SHORT PROBLEM:
Reproduce all the lines exactly as they stand, apart from the pictures.

--- START RAW DATA ---

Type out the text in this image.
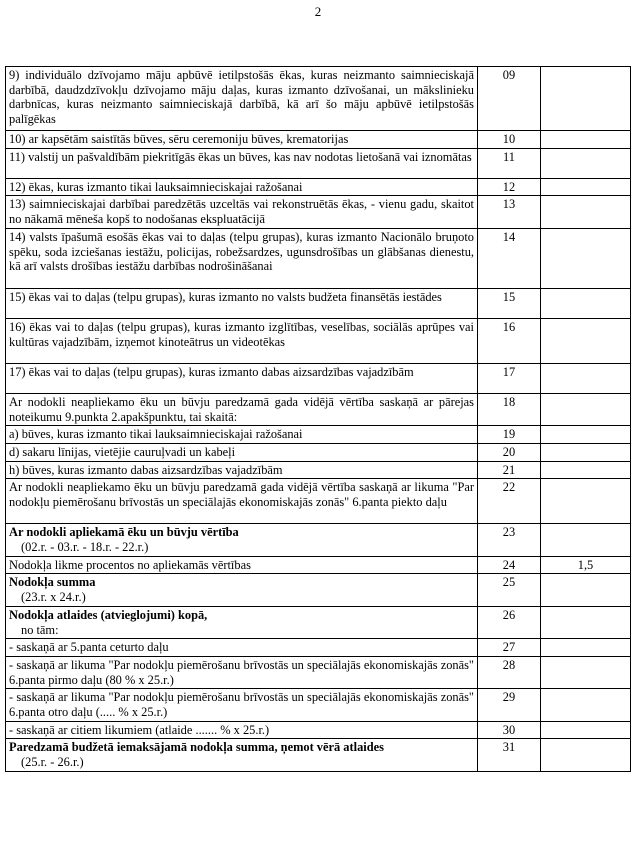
2
9) individuālo dzīvojamo māju apbūvē ietilpstošās ēkas, kuras neizmanto saimnieciskajā darbībā, daudzdzīvokļu dzīvojamo māju daļas, kuras izmanto dzīvošanai, un mākslinieku darbnīcas, kuras neizmanto saimnieciskajā darbībā, kā arī šo māju apbūvē ietilpstošās palīgēkas	09	
10) ar kapsētām saistītās būves, sēru ceremoniju būves, krematorijas	10	
11) valstij un pašvaldībām piekritīgās ēkas un būves, kas nav nodotas lietošanā vai iznomātas	11	
12) ēkas, kuras izmanto tikai lauksaimnieciskajai ražošanai	12	
13) saimnieciskajai darbībai paredzētās uzceltās vai rekonstruētās ēkas, - vienu gadu, skaitot no nākamā mēneša kopš to nodošanas ekspluatācijā	13	
14) valsts īpašumā esošās ēkas vai to daļas (telpu grupas), kuras izmanto Nacionālo bruņoto spēku, soda izciešanas iestāžu, policijas, robežsardzes, ugunsdrošības un glābšanas dienestu, kā arī valsts drošības iestāžu darbības nodrošināšanai	14	
15) ēkas vai to daļas (telpu grupas), kuras izmanto no valsts budžeta finansētās iestādes	15	
16) ēkas vai to daļas (telpu grupas), kuras izmanto izglītības, veselības, sociālās aprūpes vai kultūras vajadzībām, izņemot kinoteātrus un videotēkas	16	
17) ēkas vai to daļas (telpu grupas), kuras izmanto dabas aizsardzības vajadzībām	17	
Ar nodokli neapliekamo ēku un būvju paredzamā gada vidējā vērtība saskaņā ar pārejas noteikumu 9.punkta 2.apakšpunktu, tai skaitā:	18	
a) būves, kuras izmanto tikai lauksaimnieciskajai ražošanai	19	
d) sakaru līnijas, vietējie cauruļvadi un kabeļi	20	
h) būves, kuras izmanto dabas aizsardzības vajadzībām	21	
Ar nodokli neapliekamo ēku un būvju paredzamā gada vidējā vērtība saskaņā ar likuma "Par nodokļu piemērošanu brīvostās un speciālajās ekonomiskajās zonās" 6.panta piekto daļu	22	
Ar nodokli apliekamā ēku un būvju vērtība
(02.r. - 03.r. - 18.r. - 22.r.)	23	
Nodokļa likme procentos no apliekamās vērtības	24	1,5
Nodokļa summa
(23.r. x 24.r.)	25	
Nodokļa atlaides (atvieglojumi) kopā,
no tām:	26	
- saskaņā ar 5.panta ceturto daļu	27	
- saskaņā ar likuma "Par nodokļu piemērošanu brīvostās un speciālajās ekonomiskajās zonās" 6.panta pirmo daļu (80 % x 25.r.)	28	
- saskaņā ar likuma "Par nodokļu piemērošanu brīvostās un speciālajās ekonomiskajās zonās" 6.panta otro daļu (..... % x 25.r.)	29	
- saskaņā ar citiem likumiem (atlaide ....... % x 25.r.)	30	
Paredzamā budžetā iemaksājamā nodokļa summa, ņemot vērā atlaides
(25.r. - 26.r.)	31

--- END RAW DATA ---

CORRECT OUTPUT:
Type out the text in this image.
2
9) individuālo dzīvojamo māju apbūvē ietilpstošās ēkas, kuras neizmanto saimnieciskajā darbībā, daudzdzīvokļu dzīvojamo māju daļas, kuras izmanto dzīvošanai, un mākslinieku darbnīcas, kuras neizmanto saimnieciskajā darbībā, kā arī šo māju apbūvē ietilpstošās palīgēkas	09	
10) ar kapsētām saistītās būves, sēru ceremoniju būves, krematorijas	10	
11) valstij un pašvaldībām piekritīgās ēkas un būves, kas nav nodotas lietošanā vai iznomātas	11	
12) ēkas, kuras izmanto tikai lauksaimnieciskajai ražošanai	12	
13) saimnieciskajai darbībai paredzētās uzceltās vai rekonstruētās ēkas, - vienu gadu, skaitot no nākamā mēneša kopš to nodošanas ekspluatācijā	13	
14) valsts īpašumā esošās ēkas vai to daļas (telpu grupas), kuras izmanto Nacionālo bruņoto spēku, soda izciešanas iestāžu, policijas, robežsardzes, ugunsdrošības un glābšanas dienestu, kā arī valsts drošības iestāžu darbības nodrošināšanai	14	
15) ēkas vai to daļas (telpu grupas), kuras izmanto no valsts budžeta finansētās iestādes	15	
16) ēkas vai to daļas (telpu grupas), kuras izmanto izglītības, veselības, sociālās aprūpes vai kultūras vajadzībām, izņemot kinoteātrus un videotēkas	16	
17) ēkas vai to daļas (telpu grupas), kuras izmanto dabas aizsardzības vajadzībām	17	
Ar nodokli neapliekamo ēku un būvju paredzamā gada vidējā vērtība saskaņā ar pārejas noteikumu 9.punkta 2.apakšpunktu, tai skaitā:	18	
a) būves, kuras izmanto tikai lauksaimnieciskajai ražošanai	19	
d) sakaru līnijas, vietējie cauruļvadi un kabeļi	20	
h) būves, kuras izmanto dabas aizsardzības vajadzībām	21	
Ar nodokli neapliekamo ēku un būvju paredzamā gada vidējā vērtība saskaņā ar likuma "Par nodokļu piemērošanu brīvostās un speciālajās ekonomiskajās zonās" 6.panta piekto daļu	22	
Ar nodokli apliekamā ēku un būvju vērtība
(02.r. - 03.r. - 18.r. - 22.r.)	23	
Nodokļa likme procentos no apliekamās vērtības	24	1,5
Nodokļa summa
(23.r. x 24.r.)	25	
Nodokļa atlaides (atvieglojumi) kopā,
no tām:	26	
- saskaņā ar 5.panta ceturto daļu	27	
- saskaņā ar likuma "Par nodokļu piemērošanu brīvostās un speciālajās ekonomiskajās zonās" 6.panta pirmo daļu (80 % x 25.r.)	28	
- saskaņā ar likuma "Par nodokļu piemērošanu brīvostās un speciālajās ekonomiskajās zonās" 6.panta otro daļu (..... % x 25.r.)	29	
- saskaņā ar citiem likumiem (atlaide ....... % x 25.r.)	30	
Paredzamā budžetā iemaksājamā nodokļa summa, ņemot vērā atlaides
(25.r. - 26.r.)	31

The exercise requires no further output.